#### REQUIRED TASK:
Reproduce all of the records exactly.

#### EXERCISE INPUTS:
================================
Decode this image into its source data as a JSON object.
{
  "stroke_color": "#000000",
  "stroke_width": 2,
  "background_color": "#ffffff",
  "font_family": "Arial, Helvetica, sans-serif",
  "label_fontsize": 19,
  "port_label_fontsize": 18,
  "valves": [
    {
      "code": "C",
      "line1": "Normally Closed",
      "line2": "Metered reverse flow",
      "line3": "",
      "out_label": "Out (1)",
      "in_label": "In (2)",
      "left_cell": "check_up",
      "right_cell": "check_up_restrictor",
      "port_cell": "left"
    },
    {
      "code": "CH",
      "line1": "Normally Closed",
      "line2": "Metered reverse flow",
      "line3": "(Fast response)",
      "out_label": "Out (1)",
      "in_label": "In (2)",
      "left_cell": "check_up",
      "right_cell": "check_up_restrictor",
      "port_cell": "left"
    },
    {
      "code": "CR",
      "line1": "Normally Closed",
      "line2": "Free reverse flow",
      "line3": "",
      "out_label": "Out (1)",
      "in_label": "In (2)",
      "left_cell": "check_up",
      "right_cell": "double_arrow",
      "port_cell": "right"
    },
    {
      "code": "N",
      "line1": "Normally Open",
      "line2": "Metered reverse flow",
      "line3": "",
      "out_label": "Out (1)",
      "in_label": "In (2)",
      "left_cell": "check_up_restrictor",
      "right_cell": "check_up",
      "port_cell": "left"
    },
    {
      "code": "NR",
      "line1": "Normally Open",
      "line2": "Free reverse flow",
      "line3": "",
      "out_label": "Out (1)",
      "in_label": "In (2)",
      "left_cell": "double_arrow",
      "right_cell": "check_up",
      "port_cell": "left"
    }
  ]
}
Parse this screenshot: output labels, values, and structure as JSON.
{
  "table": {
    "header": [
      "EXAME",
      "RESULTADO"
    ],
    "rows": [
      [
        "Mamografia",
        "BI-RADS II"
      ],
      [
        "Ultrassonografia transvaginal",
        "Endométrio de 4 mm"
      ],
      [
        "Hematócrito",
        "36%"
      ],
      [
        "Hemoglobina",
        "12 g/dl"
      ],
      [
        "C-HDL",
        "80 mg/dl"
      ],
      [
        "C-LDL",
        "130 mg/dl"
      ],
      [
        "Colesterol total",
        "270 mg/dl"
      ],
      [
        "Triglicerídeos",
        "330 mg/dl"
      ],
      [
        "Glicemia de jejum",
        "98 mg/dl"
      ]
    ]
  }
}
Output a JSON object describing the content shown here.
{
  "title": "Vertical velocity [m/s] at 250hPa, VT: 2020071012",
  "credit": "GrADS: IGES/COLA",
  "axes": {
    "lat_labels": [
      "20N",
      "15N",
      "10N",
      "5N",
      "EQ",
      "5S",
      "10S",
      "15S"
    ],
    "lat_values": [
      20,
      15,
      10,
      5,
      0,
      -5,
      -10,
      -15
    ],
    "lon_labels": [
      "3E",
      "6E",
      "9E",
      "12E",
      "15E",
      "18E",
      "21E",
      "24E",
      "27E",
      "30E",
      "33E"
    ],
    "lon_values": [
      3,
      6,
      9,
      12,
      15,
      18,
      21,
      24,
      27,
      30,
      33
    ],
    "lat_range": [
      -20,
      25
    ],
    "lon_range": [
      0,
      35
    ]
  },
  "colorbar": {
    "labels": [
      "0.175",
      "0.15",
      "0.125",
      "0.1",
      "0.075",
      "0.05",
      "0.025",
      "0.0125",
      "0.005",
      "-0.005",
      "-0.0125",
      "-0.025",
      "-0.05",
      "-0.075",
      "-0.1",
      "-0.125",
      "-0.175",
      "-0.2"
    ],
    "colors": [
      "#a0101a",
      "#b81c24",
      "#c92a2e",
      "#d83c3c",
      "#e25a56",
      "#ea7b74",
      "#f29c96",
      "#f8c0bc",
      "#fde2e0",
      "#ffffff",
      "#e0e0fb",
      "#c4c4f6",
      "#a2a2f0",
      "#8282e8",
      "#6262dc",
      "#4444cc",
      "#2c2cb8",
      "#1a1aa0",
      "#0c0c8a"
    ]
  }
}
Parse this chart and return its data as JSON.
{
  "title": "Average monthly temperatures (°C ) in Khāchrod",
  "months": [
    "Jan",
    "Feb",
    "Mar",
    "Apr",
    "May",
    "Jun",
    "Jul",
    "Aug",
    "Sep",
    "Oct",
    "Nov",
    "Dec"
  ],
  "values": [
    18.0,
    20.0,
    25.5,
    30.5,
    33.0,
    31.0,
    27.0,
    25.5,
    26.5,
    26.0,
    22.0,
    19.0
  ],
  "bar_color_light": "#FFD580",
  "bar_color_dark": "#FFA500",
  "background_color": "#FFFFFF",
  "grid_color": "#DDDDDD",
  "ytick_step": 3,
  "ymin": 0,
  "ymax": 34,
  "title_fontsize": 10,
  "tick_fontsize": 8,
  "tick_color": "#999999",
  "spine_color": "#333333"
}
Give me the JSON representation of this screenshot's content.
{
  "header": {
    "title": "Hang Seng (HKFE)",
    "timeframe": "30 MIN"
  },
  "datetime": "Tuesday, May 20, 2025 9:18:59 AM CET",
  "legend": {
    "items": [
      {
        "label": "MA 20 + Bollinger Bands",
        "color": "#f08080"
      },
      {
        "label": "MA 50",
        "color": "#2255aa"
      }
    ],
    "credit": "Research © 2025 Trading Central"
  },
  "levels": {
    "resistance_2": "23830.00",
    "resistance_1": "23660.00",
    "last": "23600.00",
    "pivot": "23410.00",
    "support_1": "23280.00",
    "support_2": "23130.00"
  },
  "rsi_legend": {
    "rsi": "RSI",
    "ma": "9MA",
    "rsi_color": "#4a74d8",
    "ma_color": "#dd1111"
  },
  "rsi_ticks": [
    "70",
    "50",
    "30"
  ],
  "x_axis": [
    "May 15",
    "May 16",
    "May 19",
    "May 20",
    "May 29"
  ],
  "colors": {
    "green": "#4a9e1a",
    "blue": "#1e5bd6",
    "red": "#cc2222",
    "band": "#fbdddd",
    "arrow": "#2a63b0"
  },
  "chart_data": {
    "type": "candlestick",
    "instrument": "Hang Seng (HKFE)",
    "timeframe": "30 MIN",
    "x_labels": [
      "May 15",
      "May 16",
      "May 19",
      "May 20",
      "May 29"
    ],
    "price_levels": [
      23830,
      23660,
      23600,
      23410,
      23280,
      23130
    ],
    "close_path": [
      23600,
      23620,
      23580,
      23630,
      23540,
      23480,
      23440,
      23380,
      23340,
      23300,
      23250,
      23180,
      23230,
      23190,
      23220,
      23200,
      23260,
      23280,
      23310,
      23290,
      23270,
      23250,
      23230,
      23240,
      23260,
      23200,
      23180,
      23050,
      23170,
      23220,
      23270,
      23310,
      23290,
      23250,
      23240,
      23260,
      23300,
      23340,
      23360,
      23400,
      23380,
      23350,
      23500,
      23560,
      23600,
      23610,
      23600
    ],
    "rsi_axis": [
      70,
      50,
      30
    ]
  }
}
================================
#### EXERCISE SOLUTION:
Decode this image into its source data as a JSON object.
{
  "stroke_color": "#000000",
  "stroke_width": 2,
  "background_color": "#ffffff",
  "font_family": "Arial, Helvetica, sans-serif",
  "label_fontsize": 19,
  "port_label_fontsize": 18,
  "valves": [
    {
      "code": "C",
      "line1": "Normally Closed",
      "line2": "Metered reverse flow",
      "line3": "",
      "out_label": "Out (1)",
      "in_label": "In (2)",
      "left_cell": "check_up",
      "right_cell": "check_up_restrictor",
      "port_cell": "left"
    },
    {
      "code": "CH",
      "line1": "Normally Closed",
      "line2": "Metered reverse flow",
      "line3": "(Fast response)",
      "out_label": "Out (1)",
      "in_label": "In (2)",
      "left_cell": "check_up",
      "right_cell": "check_up_restrictor",
      "port_cell": "left"
    },
    {
      "code": "CR",
      "line1": "Normally Closed",
      "line2": "Free reverse flow",
      "line3": "",
      "out_label": "Out (1)",
      "in_label": "In (2)",
      "left_cell": "check_up",
      "right_cell": "double_arrow",
      "port_cell": "right"
    },
    {
      "code": "N",
      "line1": "Normally Open",
      "line2": "Metered reverse flow",
      "line3": "",
      "out_label": "Out (1)",
      "in_label": "In (2)",
      "left_cell": "check_up_restrictor",
      "right_cell": "check_up",
      "port_cell": "left"
    },
    {
      "code": "NR",
      "line1": "Normally Open",
      "line2": "Free reverse flow",
      "line3": "",
      "out_label": "Out (1)",
      "in_label": "In (2)",
      "left_cell": "double_arrow",
      "right_cell": "check_up",
      "port_cell": "left"
    }
  ]
}
Parse this screenshot: output labels, values, and structure as JSON.
{
  "table": {
    "header": [
      "EXAME",
      "RESULTADO"
    ],
    "rows": [
      [
        "Mamografia",
        "BI-RADS II"
      ],
      [
        "Ultrassonografia transvaginal",
        "Endométrio de 4 mm"
      ],
      [
        "Hematócrito",
        "36%"
      ],
      [
        "Hemoglobina",
        "12 g/dl"
      ],
      [
        "C-HDL",
        "80 mg/dl"
      ],
      [
        "C-LDL",
        "130 mg/dl"
      ],
      [
        "Colesterol total",
        "270 mg/dl"
      ],
      [
        "Triglicerídeos",
        "330 mg/dl"
      ],
      [
        "Glicemia de jejum",
        "98 mg/dl"
      ]
    ]
  }
}
Output a JSON object describing the content shown here.
{
  "title": "Vertical velocity [m/s] at 250hPa, VT: 2020071012",
  "credit": "GrADS: IGES/COLA",
  "axes": {
    "lat_labels": [
      "20N",
      "15N",
      "10N",
      "5N",
      "EQ",
      "5S",
      "10S",
      "15S"
    ],
    "lat_values": [
      20,
      15,
      10,
      5,
      0,
      -5,
      -10,
      -15
    ],
    "lon_labels": [
      "3E",
      "6E",
      "9E",
      "12E",
      "15E",
      "18E",
      "21E",
      "24E",
      "27E",
      "30E",
      "33E"
    ],
    "lon_values": [
      3,
      6,
      9,
      12,
      15,
      18,
      21,
      24,
      27,
      30,
      33
    ],
    "lat_range": [
      -20,
      25
    ],
    "lon_range": [
      0,
      35
    ]
  },
  "colorbar": {
    "labels": [
      "0.175",
      "0.15",
      "0.125",
      "0.1",
      "0.075",
      "0.05",
      "0.025",
      "0.0125",
      "0.005",
      "-0.005",
      "-0.0125",
      "-0.025",
      "-0.05",
      "-0.075",
      "-0.1",
      "-0.125",
      "-0.175",
      "-0.2"
    ],
    "colors": [
      "#a0101a",
      "#b81c24",
      "#c92a2e",
      "#d83c3c",
      "#e25a56",
      "#ea7b74",
      "#f29c96",
      "#f8c0bc",
      "#fde2e0",
      "#ffffff",
      "#e0e0fb",
      "#c4c4f6",
      "#a2a2f0",
      "#8282e8",
      "#6262dc",
      "#4444cc",
      "#2c2cb8",
      "#1a1aa0",
      "#0c0c8a"
    ]
  }
}
Parse this chart and return its data as JSON.
{
  "title": "Average monthly temperatures (°C ) in Khāchrod",
  "months": [
    "Jan",
    "Feb",
    "Mar",
    "Apr",
    "May",
    "Jun",
    "Jul",
    "Aug",
    "Sep",
    "Oct",
    "Nov",
    "Dec"
  ],
  "values": [
    18.0,
    20.0,
    25.5,
    30.5,
    33.0,
    31.0,
    27.0,
    25.5,
    26.5,
    26.0,
    22.0,
    19.0
  ],
  "bar_color_light": "#FFD580",
  "bar_color_dark": "#FFA500",
  "background_color": "#FFFFFF",
  "grid_color": "#DDDDDD",
  "ytick_step": 3,
  "ymin": 0,
  "ymax": 34,
  "title_fontsize": 10,
  "tick_fontsize": 8,
  "tick_color": "#999999",
  "spine_color": "#333333"
}
Give me the JSON representation of this screenshot's content.
{
  "header": {
    "title": "Hang Seng (HKFE)",
    "timeframe": "30 MIN"
  },
  "datetime": "Tuesday, May 20, 2025 9:18:59 AM CET",
  "legend": {
    "items": [
      {
        "label": "MA 20 + Bollinger Bands",
        "color": "#f08080"
      },
      {
        "label": "MA 50",
        "color": "#2255aa"
      }
    ],
    "credit": "Research © 2025 Trading Central"
  },
  "levels": {
    "resistance_2": "23830.00",
    "resistance_1": "23660.00",
    "last": "23600.00",
    "pivot": "23410.00",
    "support_1": "23280.00",
    "support_2": "23130.00"
  },
  "rsi_legend": {
    "rsi": "RSI",
    "ma": "9MA",
    "rsi_color": "#4a74d8",
    "ma_color": "#dd1111"
  },
  "rsi_ticks": [
    "70",
    "50",
    "30"
  ],
  "x_axis": [
    "May 15",
    "May 16",
    "May 19",
    "May 20",
    "May 29"
  ],
  "colors": {
    "green": "#4a9e1a",
    "blue": "#1e5bd6",
    "red": "#cc2222",
    "band": "#fbdddd",
    "arrow": "#2a63b0"
  },
  "chart_data": {
    "type": "candlestick",
    "instrument": "Hang Seng (HKFE)",
    "timeframe": "30 MIN",
    "x_labels": [
      "May 15",
      "May 16",
      "May 19",
      "May 20",
      "May 29"
    ],
    "price_levels": [
      23830,
      23660,
      23600,
      23410,
      23280,
      23130
    ],
    "close_path": [
      23600,
      23620,
      23580,
      23630,
      23540,
      23480,
      23440,
      23380,
      23340,
      23300,
      23250,
      23180,
      23230,
      23190,
      23220,
      23200,
      23260,
      23280,
      23310,
      23290,
      23270,
      23250,
      23230,
      23240,
      23260,
      23200,
      23180,
      23050,
      23170,
      23220,
      23270,
      23310,
      23290,
      23250,
      23240,
      23260,
      23300,
      23340,
      23360,
      23400,
      23380,
      23350,
      23500,
      23560,
      23600,
      23610,
      23600
    ],
    "rsi_axis": [
      70,
      50,
      30
    ]
  }
}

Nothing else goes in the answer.